| Records excerpted from a collection |

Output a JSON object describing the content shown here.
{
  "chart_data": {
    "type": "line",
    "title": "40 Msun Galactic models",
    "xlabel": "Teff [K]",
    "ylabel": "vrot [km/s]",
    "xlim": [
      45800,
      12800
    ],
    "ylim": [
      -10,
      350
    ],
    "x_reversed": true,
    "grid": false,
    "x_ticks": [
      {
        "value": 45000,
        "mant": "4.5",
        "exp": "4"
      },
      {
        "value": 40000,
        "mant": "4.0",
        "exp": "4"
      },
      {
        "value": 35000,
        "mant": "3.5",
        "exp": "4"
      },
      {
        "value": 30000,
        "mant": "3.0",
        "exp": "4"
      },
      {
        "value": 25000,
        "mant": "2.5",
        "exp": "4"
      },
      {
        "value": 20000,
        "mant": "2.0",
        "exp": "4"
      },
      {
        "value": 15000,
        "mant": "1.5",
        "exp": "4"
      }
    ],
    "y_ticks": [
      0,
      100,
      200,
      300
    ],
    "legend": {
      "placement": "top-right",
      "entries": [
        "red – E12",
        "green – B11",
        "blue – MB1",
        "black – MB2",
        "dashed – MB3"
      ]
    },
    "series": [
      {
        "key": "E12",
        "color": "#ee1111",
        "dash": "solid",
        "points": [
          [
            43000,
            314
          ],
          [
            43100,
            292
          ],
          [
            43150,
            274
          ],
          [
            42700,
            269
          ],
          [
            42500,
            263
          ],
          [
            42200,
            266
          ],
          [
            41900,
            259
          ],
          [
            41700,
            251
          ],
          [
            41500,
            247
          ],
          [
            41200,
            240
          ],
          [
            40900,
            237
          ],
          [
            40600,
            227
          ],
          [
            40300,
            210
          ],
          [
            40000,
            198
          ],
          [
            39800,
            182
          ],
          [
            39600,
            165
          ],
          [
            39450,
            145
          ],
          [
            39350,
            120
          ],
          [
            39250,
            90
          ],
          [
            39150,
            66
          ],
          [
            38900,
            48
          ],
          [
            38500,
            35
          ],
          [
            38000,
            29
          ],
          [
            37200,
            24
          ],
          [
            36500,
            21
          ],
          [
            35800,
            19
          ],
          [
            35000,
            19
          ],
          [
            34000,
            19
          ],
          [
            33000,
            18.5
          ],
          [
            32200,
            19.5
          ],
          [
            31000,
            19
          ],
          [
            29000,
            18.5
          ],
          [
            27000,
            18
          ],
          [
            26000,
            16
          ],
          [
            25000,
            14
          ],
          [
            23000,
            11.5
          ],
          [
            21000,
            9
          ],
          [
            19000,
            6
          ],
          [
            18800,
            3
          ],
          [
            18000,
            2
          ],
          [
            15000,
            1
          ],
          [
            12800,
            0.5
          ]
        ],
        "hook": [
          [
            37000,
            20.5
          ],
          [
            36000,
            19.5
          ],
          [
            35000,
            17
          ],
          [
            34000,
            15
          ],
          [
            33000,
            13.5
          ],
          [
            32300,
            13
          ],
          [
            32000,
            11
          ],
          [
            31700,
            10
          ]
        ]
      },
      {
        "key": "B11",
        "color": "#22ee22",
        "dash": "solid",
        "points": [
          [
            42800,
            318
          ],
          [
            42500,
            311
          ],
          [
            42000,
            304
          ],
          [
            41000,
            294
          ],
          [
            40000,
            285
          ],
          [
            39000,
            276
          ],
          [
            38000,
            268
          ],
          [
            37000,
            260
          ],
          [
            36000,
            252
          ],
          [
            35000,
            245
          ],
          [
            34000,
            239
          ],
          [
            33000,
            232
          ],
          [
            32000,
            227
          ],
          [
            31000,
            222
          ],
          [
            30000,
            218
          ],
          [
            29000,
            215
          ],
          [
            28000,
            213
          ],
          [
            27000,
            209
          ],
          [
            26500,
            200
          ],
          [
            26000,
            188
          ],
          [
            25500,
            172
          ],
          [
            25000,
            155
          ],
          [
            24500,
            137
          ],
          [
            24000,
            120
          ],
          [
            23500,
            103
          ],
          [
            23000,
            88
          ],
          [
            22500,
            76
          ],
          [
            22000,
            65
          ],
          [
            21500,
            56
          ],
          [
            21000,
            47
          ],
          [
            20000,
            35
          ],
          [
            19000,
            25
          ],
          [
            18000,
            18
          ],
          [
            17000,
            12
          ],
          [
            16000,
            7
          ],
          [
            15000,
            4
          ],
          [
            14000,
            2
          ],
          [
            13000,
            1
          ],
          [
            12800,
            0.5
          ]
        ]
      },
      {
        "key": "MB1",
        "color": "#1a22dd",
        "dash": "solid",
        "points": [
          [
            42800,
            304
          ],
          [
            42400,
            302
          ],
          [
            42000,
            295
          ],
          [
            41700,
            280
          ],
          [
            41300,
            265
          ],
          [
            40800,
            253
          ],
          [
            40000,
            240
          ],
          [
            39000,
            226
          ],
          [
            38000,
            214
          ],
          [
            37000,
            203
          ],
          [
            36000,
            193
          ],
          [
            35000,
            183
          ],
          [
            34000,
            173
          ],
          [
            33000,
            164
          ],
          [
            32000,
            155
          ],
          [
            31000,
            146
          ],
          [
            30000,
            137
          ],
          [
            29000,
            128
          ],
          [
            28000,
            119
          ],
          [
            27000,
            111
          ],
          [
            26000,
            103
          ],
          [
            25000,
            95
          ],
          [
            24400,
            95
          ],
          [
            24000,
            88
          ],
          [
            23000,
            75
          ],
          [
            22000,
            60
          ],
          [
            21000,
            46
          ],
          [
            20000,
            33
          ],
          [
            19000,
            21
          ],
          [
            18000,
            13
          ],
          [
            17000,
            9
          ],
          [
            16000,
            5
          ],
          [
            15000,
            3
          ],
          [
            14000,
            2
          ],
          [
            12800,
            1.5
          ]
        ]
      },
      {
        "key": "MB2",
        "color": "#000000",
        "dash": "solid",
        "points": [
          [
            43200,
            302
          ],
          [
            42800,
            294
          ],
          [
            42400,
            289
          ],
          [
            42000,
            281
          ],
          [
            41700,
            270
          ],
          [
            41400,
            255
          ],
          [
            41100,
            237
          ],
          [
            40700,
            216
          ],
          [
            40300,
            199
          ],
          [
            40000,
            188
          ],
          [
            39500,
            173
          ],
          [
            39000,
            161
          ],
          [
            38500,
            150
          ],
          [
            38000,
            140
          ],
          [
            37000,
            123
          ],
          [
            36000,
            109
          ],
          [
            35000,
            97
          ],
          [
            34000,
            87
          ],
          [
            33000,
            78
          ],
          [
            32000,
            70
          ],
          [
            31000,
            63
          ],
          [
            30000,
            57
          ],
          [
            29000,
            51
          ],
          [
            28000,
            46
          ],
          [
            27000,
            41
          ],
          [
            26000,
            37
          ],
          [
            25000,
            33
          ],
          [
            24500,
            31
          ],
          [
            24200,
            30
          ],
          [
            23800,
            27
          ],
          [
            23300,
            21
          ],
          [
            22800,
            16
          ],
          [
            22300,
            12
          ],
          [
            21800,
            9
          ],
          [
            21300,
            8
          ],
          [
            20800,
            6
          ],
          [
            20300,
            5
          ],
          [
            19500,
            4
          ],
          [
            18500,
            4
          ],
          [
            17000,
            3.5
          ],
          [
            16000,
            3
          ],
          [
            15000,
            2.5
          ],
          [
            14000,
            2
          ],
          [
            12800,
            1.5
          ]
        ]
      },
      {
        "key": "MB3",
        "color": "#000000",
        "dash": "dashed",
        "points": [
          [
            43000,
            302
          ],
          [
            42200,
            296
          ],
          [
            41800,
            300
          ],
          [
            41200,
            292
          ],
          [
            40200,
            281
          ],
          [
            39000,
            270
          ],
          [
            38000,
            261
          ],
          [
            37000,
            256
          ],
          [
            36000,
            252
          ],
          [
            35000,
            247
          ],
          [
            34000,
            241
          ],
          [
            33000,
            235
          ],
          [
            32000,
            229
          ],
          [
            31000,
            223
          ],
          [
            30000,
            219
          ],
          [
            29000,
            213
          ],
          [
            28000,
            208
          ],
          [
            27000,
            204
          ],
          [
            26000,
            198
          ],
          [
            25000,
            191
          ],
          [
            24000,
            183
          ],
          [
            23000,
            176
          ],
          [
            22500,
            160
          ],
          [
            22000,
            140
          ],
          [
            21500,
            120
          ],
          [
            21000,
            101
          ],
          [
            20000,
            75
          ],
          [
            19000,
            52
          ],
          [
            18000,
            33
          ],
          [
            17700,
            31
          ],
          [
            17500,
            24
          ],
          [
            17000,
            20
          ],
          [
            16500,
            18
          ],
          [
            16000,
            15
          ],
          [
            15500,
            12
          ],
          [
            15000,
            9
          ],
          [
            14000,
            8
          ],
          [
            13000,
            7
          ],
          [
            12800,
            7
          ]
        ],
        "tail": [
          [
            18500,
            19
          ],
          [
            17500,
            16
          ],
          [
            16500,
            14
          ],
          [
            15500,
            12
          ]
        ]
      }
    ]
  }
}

| Exercise goal |
Find "value". Copy every line it occurs in.

| Task answer |
        "value": 45000,
        "value": 40000,
        "value": 35000,
        "value": 30000,
        "value": 25000,
        "value": 20000,
        "value": 15000,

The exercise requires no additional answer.